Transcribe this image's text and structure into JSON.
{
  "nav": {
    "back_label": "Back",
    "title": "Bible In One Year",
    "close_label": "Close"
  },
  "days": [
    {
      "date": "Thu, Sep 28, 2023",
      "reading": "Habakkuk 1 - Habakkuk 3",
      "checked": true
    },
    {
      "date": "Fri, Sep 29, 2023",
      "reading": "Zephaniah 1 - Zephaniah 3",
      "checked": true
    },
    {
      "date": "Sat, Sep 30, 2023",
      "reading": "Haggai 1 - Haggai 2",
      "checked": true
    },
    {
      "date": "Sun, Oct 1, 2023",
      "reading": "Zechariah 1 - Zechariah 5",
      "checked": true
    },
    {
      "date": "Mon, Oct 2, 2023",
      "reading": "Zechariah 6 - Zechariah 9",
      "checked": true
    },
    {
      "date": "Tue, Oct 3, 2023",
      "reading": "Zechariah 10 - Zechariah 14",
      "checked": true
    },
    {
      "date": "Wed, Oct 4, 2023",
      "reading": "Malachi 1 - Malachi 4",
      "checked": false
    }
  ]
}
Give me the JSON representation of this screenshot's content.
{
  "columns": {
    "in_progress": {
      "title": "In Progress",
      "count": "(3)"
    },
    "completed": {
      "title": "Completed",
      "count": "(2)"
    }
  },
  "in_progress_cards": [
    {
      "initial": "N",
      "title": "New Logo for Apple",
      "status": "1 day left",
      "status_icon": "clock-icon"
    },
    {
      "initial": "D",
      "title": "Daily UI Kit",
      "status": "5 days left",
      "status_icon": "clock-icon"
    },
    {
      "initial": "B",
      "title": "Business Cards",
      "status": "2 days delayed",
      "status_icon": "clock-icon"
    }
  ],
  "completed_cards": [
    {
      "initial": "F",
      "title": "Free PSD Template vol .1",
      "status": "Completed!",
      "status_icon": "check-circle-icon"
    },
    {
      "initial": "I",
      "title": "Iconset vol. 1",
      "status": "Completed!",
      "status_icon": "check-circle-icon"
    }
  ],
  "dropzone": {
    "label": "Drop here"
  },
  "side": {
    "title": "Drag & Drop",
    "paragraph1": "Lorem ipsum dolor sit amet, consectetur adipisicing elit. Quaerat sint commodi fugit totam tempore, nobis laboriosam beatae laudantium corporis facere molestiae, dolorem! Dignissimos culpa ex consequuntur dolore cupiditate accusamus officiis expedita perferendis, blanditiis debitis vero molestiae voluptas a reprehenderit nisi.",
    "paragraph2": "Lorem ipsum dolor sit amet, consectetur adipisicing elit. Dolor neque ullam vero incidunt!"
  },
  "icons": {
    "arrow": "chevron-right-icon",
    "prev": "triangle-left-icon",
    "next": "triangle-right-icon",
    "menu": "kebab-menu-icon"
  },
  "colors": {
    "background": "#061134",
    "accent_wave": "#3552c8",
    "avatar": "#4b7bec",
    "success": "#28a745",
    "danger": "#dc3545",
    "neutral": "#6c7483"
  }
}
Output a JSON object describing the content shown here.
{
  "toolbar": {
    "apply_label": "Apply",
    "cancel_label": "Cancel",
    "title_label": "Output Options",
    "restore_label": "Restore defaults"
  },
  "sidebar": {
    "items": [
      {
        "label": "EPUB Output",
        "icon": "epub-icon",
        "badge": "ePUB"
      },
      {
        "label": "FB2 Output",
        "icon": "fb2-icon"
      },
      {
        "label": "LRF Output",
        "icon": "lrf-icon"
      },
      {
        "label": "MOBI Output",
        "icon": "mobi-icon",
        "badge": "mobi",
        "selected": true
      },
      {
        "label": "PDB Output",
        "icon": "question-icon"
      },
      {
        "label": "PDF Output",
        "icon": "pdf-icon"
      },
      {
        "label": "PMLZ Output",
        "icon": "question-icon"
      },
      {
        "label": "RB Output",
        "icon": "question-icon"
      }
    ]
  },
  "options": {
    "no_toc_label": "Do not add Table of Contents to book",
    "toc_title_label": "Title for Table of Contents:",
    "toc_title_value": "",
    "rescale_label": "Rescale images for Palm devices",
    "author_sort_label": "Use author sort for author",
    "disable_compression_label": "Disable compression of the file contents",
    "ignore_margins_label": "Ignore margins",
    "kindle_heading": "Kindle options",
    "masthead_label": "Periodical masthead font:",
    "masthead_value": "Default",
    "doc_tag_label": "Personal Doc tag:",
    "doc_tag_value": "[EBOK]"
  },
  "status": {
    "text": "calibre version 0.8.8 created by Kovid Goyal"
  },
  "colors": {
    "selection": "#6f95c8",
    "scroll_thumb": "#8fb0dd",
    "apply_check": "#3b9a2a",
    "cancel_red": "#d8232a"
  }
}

######

-- What to produce --
Send back every record, precisely as written.

-- Full answer --
Transcribe this image's text and structure into JSON.
{
  "nav": {
    "back_label": "Back",
    "title": "Bible In One Year",
    "close_label": "Close"
  },
  "days": [
    {
      "date": "Thu, Sep 28, 2023",
      "reading": "Habakkuk 1 - Habakkuk 3",
      "checked": true
    },
    {
      "date": "Fri, Sep 29, 2023",
      "reading": "Zephaniah 1 - Zephaniah 3",
      "checked": true
    },
    {
      "date": "Sat, Sep 30, 2023",
      "reading": "Haggai 1 - Haggai 2",
      "checked": true
    },
    {
      "date": "Sun, Oct 1, 2023",
      "reading": "Zechariah 1 - Zechariah 5",
      "checked": true
    },
    {
      "date": "Mon, Oct 2, 2023",
      "reading": "Zechariah 6 - Zechariah 9",
      "checked": true
    },
    {
      "date": "Tue, Oct 3, 2023",
      "reading": "Zechariah 10 - Zechariah 14",
      "checked": true
    },
    {
      "date": "Wed, Oct 4, 2023",
      "reading": "Malachi 1 - Malachi 4",
      "checked": false
    }
  ]
}
Give me the JSON representation of this screenshot's content.
{
  "columns": {
    "in_progress": {
      "title": "In Progress",
      "count": "(3)"
    },
    "completed": {
      "title": "Completed",
      "count": "(2)"
    }
  },
  "in_progress_cards": [
    {
      "initial": "N",
      "title": "New Logo for Apple",
      "status": "1 day left",
      "status_icon": "clock-icon"
    },
    {
      "initial": "D",
      "title": "Daily UI Kit",
      "status": "5 days left",
      "status_icon": "clock-icon"
    },
    {
      "initial": "B",
      "title": "Business Cards",
      "status": "2 days delayed",
      "status_icon": "clock-icon"
    }
  ],
  "completed_cards": [
    {
      "initial": "F",
      "title": "Free PSD Template vol .1",
      "status": "Completed!",
      "status_icon": "check-circle-icon"
    },
    {
      "initial": "I",
      "title": "Iconset vol. 1",
      "status": "Completed!",
      "status_icon": "check-circle-icon"
    }
  ],
  "dropzone": {
    "label": "Drop here"
  },
  "side": {
    "title": "Drag & Drop",
    "paragraph1": "Lorem ipsum dolor sit amet, consectetur adipisicing elit. Quaerat sint commodi fugit totam tempore, nobis laboriosam beatae laudantium corporis facere molestiae, dolorem! Dignissimos culpa ex consequuntur dolore cupiditate accusamus officiis expedita perferendis, blanditiis debitis vero molestiae voluptas a reprehenderit nisi.",
    "paragraph2": "Lorem ipsum dolor sit amet, consectetur adipisicing elit. Dolor neque ullam vero incidunt!"
  },
  "icons": {
    "arrow": "chevron-right-icon",
    "prev": "triangle-left-icon",
    "next": "triangle-right-icon",
    "menu": "kebab-menu-icon"
  },
  "colors": {
    "background": "#061134",
    "accent_wave": "#3552c8",
    "avatar": "#4b7bec",
    "success": "#28a745",
    "danger": "#dc3545",
    "neutral": "#6c7483"
  }
}
Output a JSON object describing the content shown here.
{
  "toolbar": {
    "apply_label": "Apply",
    "cancel_label": "Cancel",
    "title_label": "Output Options",
    "restore_label": "Restore defaults"
  },
  "sidebar": {
    "items": [
      {
        "label": "EPUB Output",
        "icon": "epub-icon",
        "badge": "ePUB"
      },
      {
        "label": "FB2 Output",
        "icon": "fb2-icon"
      },
      {
        "label": "LRF Output",
        "icon": "lrf-icon"
      },
      {
        "label": "MOBI Output",
        "icon": "mobi-icon",
        "badge": "mobi",
        "selected": true
      },
      {
        "label": "PDB Output",
        "icon": "question-icon"
      },
      {
        "label": "PDF Output",
        "icon": "pdf-icon"
      },
      {
        "label": "PMLZ Output",
        "icon": "question-icon"
      },
      {
        "label": "RB Output",
        "icon": "question-icon"
      }
    ]
  },
  "options": {
    "no_toc_label": "Do not add Table of Contents to book",
    "toc_title_label": "Title for Table of Contents:",
    "toc_title_value": "",
    "rescale_label": "Rescale images for Palm devices",
    "author_sort_label": "Use author sort for author",
    "disable_compression_label": "Disable compression of the file contents",
    "ignore_margins_label": "Ignore margins",
    "kindle_heading": "Kindle options",
    "masthead_label": "Periodical masthead font:",
    "masthead_value": "Default",
    "doc_tag_label": "Personal Doc tag:",
    "doc_tag_value": "[EBOK]"
  },
  "status": {
    "text": "calibre version 0.8.8 created by Kovid Goyal"
  },
  "colors": {
    "selection": "#6f95c8",
    "scroll_thumb": "#8fb0dd",
    "apply_check": "#3b9a2a",
    "cancel_red": "#d8232a"
  }
}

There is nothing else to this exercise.